=== REQUIRED WORK ===
Give back all the data exactly, line by line.
— start of DATA SECTION —
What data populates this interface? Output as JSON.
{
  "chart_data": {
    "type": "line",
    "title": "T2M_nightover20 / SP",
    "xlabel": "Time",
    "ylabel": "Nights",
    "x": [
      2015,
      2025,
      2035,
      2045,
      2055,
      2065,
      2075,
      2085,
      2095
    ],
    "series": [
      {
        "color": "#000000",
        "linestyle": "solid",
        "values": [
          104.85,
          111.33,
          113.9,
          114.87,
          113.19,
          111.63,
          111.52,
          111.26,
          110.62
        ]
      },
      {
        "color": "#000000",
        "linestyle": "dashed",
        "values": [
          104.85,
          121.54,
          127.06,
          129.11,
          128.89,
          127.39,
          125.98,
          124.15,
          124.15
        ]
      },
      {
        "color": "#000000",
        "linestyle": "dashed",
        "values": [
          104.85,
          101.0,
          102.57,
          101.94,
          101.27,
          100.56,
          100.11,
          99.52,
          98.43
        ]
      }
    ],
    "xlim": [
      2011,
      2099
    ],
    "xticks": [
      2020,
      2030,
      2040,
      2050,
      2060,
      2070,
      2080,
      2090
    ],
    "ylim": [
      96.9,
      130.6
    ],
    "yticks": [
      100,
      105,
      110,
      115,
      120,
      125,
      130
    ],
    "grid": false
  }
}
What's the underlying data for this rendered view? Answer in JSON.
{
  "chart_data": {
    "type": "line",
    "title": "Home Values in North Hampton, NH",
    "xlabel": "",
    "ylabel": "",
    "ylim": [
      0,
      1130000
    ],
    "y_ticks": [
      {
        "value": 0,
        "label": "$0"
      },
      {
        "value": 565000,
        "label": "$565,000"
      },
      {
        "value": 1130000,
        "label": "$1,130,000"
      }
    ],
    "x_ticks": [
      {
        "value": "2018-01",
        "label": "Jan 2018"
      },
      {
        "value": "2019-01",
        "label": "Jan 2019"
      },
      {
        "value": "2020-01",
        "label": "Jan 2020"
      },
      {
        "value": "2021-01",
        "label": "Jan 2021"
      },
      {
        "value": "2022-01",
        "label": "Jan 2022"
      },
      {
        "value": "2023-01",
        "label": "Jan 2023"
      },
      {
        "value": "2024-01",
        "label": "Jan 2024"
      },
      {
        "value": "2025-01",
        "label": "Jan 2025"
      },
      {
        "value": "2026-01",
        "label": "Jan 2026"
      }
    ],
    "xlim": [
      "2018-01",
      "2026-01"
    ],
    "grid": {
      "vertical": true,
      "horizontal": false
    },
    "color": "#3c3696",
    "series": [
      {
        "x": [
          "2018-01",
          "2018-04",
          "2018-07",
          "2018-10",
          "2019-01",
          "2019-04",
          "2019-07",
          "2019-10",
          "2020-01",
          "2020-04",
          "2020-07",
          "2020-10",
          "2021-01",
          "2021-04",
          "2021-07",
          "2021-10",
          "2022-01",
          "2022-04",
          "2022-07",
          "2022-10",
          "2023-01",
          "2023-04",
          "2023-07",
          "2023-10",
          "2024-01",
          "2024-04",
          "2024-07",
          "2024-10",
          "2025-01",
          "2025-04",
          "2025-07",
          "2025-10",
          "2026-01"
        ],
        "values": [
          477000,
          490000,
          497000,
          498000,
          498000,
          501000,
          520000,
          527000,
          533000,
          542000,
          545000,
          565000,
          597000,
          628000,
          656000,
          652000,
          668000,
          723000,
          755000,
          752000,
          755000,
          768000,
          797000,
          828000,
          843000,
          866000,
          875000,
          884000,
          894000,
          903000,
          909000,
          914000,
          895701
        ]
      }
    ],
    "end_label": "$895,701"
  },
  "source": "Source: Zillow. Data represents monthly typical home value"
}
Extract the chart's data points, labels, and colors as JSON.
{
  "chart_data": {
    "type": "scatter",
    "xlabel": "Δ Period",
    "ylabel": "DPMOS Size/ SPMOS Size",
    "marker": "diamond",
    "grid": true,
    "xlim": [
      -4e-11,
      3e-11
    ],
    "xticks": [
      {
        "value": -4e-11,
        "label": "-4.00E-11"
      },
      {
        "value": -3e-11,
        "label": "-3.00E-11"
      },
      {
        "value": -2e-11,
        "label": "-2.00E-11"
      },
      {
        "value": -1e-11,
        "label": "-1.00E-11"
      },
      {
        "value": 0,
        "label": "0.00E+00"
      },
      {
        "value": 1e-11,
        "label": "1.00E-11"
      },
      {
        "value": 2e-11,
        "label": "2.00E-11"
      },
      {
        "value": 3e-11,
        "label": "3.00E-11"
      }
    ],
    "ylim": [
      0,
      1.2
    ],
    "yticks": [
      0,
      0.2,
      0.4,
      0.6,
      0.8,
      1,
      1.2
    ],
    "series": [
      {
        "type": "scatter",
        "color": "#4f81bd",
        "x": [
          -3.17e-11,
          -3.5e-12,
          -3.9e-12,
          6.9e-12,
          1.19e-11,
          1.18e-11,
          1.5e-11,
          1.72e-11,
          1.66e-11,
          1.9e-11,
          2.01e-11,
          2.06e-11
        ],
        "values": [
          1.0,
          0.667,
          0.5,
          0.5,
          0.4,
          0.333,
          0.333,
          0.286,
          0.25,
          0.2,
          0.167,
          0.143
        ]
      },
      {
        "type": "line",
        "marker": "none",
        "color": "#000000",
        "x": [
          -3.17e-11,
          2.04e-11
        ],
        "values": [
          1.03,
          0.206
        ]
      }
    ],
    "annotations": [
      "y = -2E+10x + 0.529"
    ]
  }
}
— end of DATA SECTION —
=== FINAL RESULT ===
What data populates this interface? Output as JSON.
{
  "chart_data": {
    "type": "line",
    "title": "T2M_nightover20 / SP",
    "xlabel": "Time",
    "ylabel": "Nights",
    "x": [
      2015,
      2025,
      2035,
      2045,
      2055,
      2065,
      2075,
      2085,
      2095
    ],
    "series": [
      {
        "color": "#000000",
        "linestyle": "solid",
        "values": [
          104.85,
          111.33,
          113.9,
          114.87,
          113.19,
          111.63,
          111.52,
          111.26,
          110.62
        ]
      },
      {
        "color": "#000000",
        "linestyle": "dashed",
        "values": [
          104.85,
          121.54,
          127.06,
          129.11,
          128.89,
          127.39,
          125.98,
          124.15,
          124.15
        ]
      },
      {
        "color": "#000000",
        "linestyle": "dashed",
        "values": [
          104.85,
          101.0,
          102.57,
          101.94,
          101.27,
          100.56,
          100.11,
          99.52,
          98.43
        ]
      }
    ],
    "xlim": [
      2011,
      2099
    ],
    "xticks": [
      2020,
      2030,
      2040,
      2050,
      2060,
      2070,
      2080,
      2090
    ],
    "ylim": [
      96.9,
      130.6
    ],
    "yticks": [
      100,
      105,
      110,
      115,
      120,
      125,
      130
    ],
    "grid": false
  }
}
What's the underlying data for this rendered view? Answer in JSON.
{
  "chart_data": {
    "type": "line",
    "title": "Home Values in North Hampton, NH",
    "xlabel": "",
    "ylabel": "",
    "ylim": [
      0,
      1130000
    ],
    "y_ticks": [
      {
        "value": 0,
        "label": "$0"
      },
      {
        "value": 565000,
        "label": "$565,000"
      },
      {
        "value": 1130000,
        "label": "$1,130,000"
      }
    ],
    "x_ticks": [
      {
        "value": "2018-01",
        "label": "Jan 2018"
      },
      {
        "value": "2019-01",
        "label": "Jan 2019"
      },
      {
        "value": "2020-01",
        "label": "Jan 2020"
      },
      {
        "value": "2021-01",
        "label": "Jan 2021"
      },
      {
        "value": "2022-01",
        "label": "Jan 2022"
      },
      {
        "value": "2023-01",
        "label": "Jan 2023"
      },
      {
        "value": "2024-01",
        "label": "Jan 2024"
      },
      {
        "value": "2025-01",
        "label": "Jan 2025"
      },
      {
        "value": "2026-01",
        "label": "Jan 2026"
      }
    ],
    "xlim": [
      "2018-01",
      "2026-01"
    ],
    "grid": {
      "vertical": true,
      "horizontal": false
    },
    "color": "#3c3696",
    "series": [
      {
        "x": [
          "2018-01",
          "2018-04",
          "2018-07",
          "2018-10",
          "2019-01",
          "2019-04",
          "2019-07",
          "2019-10",
          "2020-01",
          "2020-04",
          "2020-07",
          "2020-10",
          "2021-01",
          "2021-04",
          "2021-07",
          "2021-10",
          "2022-01",
          "2022-04",
          "2022-07",
          "2022-10",
          "2023-01",
          "2023-04",
          "2023-07",
          "2023-10",
          "2024-01",
          "2024-04",
          "2024-07",
          "2024-10",
          "2025-01",
          "2025-04",
          "2025-07",
          "2025-10",
          "2026-01"
        ],
        "values": [
          477000,
          490000,
          497000,
          498000,
          498000,
          501000,
          520000,
          527000,
          533000,
          542000,
          545000,
          565000,
          597000,
          628000,
          656000,
          652000,
          668000,
          723000,
          755000,
          752000,
          755000,
          768000,
          797000,
          828000,
          843000,
          866000,
          875000,
          884000,
          894000,
          903000,
          909000,
          914000,
          895701
        ]
      }
    ],
    "end_label": "$895,701"
  },
  "source": "Source: Zillow. Data represents monthly typical home value"
}
Extract the chart's data points, labels, and colors as JSON.
{
  "chart_data": {
    "type": "scatter",
    "xlabel": "Δ Period",
    "ylabel": "DPMOS Size/ SPMOS Size",
    "marker": "diamond",
    "grid": true,
    "xlim": [
      -4e-11,
      3e-11
    ],
    "xticks": [
      {
        "value": -4e-11,
        "label": "-4.00E-11"
      },
      {
        "value": -3e-11,
        "label": "-3.00E-11"
      },
      {
        "value": -2e-11,
        "label": "-2.00E-11"
      },
      {
        "value": -1e-11,
        "label": "-1.00E-11"
      },
      {
        "value": 0,
        "label": "0.00E+00"
      },
      {
        "value": 1e-11,
        "label": "1.00E-11"
      },
      {
        "value": 2e-11,
        "label": "2.00E-11"
      },
      {
        "value": 3e-11,
        "label": "3.00E-11"
      }
    ],
    "ylim": [
      0,
      1.2
    ],
    "yticks": [
      0,
      0.2,
      0.4,
      0.6,
      0.8,
      1,
      1.2
    ],
    "series": [
      {
        "type": "scatter",
        "color": "#4f81bd",
        "x": [
          -3.17e-11,
          -3.5e-12,
          -3.9e-12,
          6.9e-12,
          1.19e-11,
          1.18e-11,
          1.5e-11,
          1.72e-11,
          1.66e-11,
          1.9e-11,
          2.01e-11,
          2.06e-11
        ],
        "values": [
          1.0,
          0.667,
          0.5,
          0.5,
          0.4,
          0.333,
          0.333,
          0.286,
          0.25,
          0.2,
          0.167,
          0.143
        ]
      },
      {
        "type": "line",
        "marker": "none",
        "color": "#000000",
        "x": [
          -3.17e-11,
          2.04e-11
        ],
        "values": [
          1.03,
          0.206
        ]
      }
    ],
    "annotations": [
      "y = -2E+10x + 0.529"
    ]
  }
}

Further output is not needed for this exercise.